§ **WHAT THIS TASK INVOLVES**
Lines that hold the word "xlabel" should be located and copied.

▬▬▬

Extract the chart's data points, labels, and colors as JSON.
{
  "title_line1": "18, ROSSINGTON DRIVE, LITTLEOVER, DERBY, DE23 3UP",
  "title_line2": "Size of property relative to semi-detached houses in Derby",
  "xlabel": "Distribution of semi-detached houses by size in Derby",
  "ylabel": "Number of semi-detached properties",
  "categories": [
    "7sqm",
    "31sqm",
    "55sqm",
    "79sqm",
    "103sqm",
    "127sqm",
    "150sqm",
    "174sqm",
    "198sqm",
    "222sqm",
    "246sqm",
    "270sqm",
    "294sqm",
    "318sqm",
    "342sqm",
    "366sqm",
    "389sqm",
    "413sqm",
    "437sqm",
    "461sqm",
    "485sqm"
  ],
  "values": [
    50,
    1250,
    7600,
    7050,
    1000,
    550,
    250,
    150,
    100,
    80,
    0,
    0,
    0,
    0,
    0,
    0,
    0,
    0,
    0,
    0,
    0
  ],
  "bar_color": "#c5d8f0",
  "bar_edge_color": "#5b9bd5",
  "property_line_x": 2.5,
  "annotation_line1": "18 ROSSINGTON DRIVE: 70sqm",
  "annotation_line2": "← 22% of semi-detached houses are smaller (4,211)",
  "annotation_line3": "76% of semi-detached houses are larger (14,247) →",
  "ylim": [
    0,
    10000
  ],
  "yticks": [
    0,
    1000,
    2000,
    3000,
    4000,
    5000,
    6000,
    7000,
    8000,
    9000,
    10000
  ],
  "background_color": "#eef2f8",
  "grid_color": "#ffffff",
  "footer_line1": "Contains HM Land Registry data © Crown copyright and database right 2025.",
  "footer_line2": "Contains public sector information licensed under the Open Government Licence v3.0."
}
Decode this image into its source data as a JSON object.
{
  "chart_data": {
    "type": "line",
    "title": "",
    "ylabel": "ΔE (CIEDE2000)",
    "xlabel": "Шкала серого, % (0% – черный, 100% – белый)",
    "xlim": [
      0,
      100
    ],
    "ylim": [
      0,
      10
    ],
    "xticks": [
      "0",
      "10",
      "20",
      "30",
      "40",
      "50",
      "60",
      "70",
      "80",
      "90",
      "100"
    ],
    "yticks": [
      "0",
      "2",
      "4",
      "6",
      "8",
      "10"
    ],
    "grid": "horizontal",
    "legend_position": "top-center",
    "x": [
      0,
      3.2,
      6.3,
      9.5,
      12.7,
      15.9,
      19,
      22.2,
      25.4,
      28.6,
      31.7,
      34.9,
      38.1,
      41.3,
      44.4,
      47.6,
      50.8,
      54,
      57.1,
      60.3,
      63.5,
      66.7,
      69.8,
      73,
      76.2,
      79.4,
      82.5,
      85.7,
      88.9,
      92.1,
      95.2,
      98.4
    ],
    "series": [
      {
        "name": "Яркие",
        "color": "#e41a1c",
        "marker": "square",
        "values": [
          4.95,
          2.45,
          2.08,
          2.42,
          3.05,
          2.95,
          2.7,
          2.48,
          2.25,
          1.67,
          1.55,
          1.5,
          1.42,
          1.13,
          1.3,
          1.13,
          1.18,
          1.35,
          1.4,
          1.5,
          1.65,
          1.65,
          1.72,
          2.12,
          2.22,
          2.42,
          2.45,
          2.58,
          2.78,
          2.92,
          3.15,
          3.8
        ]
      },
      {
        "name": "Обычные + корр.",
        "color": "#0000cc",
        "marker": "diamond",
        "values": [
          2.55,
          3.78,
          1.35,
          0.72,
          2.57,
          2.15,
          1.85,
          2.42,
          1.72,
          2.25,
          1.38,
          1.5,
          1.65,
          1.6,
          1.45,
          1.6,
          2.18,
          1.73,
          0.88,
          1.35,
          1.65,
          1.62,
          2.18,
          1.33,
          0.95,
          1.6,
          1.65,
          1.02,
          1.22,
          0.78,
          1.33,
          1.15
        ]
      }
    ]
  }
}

▬▬▬

§ **FINAL RESULT**
  "xlabel": "Distribution of semi-detached houses by size in Derby",
    "xlabel": "Шкала серого, % (0% – черный, 100% – белый)",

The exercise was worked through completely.